((
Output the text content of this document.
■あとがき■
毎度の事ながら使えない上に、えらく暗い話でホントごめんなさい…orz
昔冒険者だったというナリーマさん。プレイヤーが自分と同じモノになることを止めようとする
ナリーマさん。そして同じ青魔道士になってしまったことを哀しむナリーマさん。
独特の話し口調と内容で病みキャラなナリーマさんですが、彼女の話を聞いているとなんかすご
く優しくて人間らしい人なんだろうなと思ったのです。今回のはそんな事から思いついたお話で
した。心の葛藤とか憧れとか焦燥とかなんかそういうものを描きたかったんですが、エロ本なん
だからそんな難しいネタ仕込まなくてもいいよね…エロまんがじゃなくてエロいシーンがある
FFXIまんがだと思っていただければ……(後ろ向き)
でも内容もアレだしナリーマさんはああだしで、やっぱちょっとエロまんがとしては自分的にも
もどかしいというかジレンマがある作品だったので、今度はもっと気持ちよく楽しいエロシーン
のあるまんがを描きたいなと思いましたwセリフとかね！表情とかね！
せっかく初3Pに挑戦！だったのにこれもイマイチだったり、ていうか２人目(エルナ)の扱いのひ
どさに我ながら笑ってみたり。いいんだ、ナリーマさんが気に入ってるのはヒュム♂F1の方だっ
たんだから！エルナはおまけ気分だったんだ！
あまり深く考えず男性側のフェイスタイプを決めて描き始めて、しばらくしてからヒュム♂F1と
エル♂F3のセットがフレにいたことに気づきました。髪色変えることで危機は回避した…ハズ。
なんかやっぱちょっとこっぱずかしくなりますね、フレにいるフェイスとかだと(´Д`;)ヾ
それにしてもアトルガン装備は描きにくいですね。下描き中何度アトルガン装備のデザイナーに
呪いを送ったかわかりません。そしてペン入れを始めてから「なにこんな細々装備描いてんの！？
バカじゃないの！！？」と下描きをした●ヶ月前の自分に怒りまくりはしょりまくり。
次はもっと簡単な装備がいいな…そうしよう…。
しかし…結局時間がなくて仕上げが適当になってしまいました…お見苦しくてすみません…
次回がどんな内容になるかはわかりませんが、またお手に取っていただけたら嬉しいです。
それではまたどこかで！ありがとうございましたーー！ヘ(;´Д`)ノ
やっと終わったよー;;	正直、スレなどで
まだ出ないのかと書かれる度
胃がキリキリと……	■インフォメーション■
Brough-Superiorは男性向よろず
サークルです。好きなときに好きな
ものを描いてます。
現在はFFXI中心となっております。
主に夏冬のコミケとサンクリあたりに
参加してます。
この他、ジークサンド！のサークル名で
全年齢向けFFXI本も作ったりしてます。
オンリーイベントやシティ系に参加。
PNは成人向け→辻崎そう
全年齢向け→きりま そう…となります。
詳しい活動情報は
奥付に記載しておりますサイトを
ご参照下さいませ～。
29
))
### GIVEN TASK
Retype every entry above, word for word.

### THE ANSWER
Output the text content of this document.
■あとがき■
毎度の事ながら使えない上に、えらく暗い話でホントごめんなさい…orz
昔冒険者だったというナリーマさん。プレイヤーが自分と同じモノになることを止めようとする
ナリーマさん。そして同じ青魔道士になってしまったことを哀しむナリーマさん。
独特の話し口調と内容で病みキャラなナリーマさんですが、彼女の話を聞いているとなんかすご
く優しくて人間らしい人なんだろうなと思ったのです。今回のはそんな事から思いついたお話で
した。心の葛藤とか憧れとか焦燥とかなんかそういうものを描きたかったんですが、エロ本なん
だからそんな難しいネタ仕込まなくてもいいよね…エロまんがじゃなくてエロいシーンがある
FFXIまんがだと思っていただければ……(後ろ向き)
でも内容もアレだしナリーマさんはああだしで、やっぱちょっとエロまんがとしては自分的にも
もどかしいというかジレンマがある作品だったので、今度はもっと気持ちよく楽しいエロシーン
のあるまんがを描きたいなと思いましたwセリフとかね！表情とかね！
せっかく初3Pに挑戦！だったのにこれもイマイチだったり、ていうか２人目(エルナ)の扱いのひ
どさに我ながら笑ってみたり。いいんだ、ナリーマさんが気に入ってるのはヒュム♂F1の方だっ
たんだから！エルナはおまけ気分だったんだ！
あまり深く考えず男性側のフェイスタイプを決めて描き始めて、しばらくしてからヒュム♂F1と
エル♂F3のセットがフレにいたことに気づきました。髪色変えることで危機は回避した…ハズ。
なんかやっぱちょっとこっぱずかしくなりますね、フレにいるフェイスとかだと(´Д`;)ヾ
それにしてもアトルガン装備は描きにくいですね。下描き中何度アトルガン装備のデザイナーに
呪いを送ったかわかりません。そしてペン入れを始めてから「なにこんな細々装備描いてんの！？
バカじゃないの！！？」と下描きをした●ヶ月前の自分に怒りまくりはしょりまくり。
次はもっと簡単な装備がいいな…そうしよう…。
しかし…結局時間がなくて仕上げが適当になってしまいました…お見苦しくてすみません…
次回がどんな内容になるかはわかりませんが、またお手に取っていただけたら嬉しいです。
それではまたどこかで！ありがとうございましたーー！ヘ(;´Д`)ノ
やっと終わったよー;;	正直、スレなどで
まだ出ないのかと書かれる度
胃がキリキリと……	■インフォメーション■
Brough-Superiorは男性向よろず
サークルです。好きなときに好きな
ものを描いてます。
現在はFFXI中心となっております。
主に夏冬のコミケとサンクリあたりに
参加してます。
この他、ジークサンド！のサークル名で
全年齢向けFFXI本も作ったりしてます。
オンリーイベントやシティ系に参加。
PNは成人向け→辻崎そう
全年齢向け→きりま そう…となります。
詳しい活動情報は
奥付に記載しておりますサイトを
ご参照下さいませ～。
29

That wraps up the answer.